GOAL: Identify the lines that include the word "Kossakowski", then copy all of them.

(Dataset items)
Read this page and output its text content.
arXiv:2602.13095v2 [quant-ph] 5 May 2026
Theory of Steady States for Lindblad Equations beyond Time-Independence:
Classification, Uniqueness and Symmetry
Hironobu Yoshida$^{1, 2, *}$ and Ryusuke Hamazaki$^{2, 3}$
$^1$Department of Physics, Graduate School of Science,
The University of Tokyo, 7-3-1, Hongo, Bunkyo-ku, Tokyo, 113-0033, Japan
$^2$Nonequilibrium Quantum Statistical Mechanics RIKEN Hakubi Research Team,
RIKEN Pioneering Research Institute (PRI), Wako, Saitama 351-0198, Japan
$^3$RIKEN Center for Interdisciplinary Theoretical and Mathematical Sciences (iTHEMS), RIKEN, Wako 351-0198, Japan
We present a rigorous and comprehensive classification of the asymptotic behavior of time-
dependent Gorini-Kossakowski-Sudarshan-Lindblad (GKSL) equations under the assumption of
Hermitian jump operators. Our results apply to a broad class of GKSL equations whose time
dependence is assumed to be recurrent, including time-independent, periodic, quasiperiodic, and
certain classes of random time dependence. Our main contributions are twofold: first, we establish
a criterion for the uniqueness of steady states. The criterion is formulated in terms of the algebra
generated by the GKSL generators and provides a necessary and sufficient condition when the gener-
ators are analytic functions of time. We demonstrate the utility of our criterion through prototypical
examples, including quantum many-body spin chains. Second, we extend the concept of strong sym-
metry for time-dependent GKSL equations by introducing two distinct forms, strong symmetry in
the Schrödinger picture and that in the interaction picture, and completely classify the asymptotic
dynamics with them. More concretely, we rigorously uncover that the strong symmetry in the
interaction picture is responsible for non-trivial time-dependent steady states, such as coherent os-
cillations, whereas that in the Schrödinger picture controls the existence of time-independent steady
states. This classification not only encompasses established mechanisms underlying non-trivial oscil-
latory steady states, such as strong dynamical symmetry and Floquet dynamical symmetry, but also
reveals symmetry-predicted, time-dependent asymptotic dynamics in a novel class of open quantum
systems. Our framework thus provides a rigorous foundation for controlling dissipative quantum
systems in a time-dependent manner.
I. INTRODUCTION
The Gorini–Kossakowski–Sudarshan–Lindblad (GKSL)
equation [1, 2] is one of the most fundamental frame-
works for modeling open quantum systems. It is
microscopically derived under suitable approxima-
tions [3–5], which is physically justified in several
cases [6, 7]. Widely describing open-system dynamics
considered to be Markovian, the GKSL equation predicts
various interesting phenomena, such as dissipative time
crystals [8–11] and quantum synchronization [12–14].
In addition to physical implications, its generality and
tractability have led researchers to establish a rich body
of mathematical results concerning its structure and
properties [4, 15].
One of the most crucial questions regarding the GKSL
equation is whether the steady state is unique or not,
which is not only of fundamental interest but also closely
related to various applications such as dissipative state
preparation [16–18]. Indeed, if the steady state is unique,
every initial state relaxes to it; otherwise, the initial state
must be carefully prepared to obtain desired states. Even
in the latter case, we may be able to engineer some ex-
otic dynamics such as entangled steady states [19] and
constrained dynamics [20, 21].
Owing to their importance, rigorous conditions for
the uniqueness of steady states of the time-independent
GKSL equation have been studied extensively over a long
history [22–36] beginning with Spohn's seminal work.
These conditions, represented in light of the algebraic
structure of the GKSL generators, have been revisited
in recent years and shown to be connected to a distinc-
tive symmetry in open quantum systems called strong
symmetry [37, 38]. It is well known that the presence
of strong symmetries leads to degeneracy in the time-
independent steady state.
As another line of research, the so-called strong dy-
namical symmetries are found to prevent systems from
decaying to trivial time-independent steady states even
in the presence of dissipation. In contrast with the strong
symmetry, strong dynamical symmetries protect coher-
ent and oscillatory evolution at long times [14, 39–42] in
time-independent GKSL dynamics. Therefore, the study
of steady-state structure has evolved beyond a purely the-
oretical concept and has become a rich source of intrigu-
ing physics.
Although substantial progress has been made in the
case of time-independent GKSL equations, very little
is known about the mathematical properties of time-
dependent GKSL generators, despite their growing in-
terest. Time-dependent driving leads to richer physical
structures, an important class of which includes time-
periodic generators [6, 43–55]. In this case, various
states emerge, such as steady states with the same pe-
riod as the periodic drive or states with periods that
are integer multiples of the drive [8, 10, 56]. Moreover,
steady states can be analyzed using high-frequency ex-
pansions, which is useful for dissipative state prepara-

ANSWER BELOW:
dependent Gorini-Kossakowski-Sudarshan-Lindblad (GKSL) equations under the assumption of
The Gorini–Kossakowski–Sudarshan–Lindblad (GKSL)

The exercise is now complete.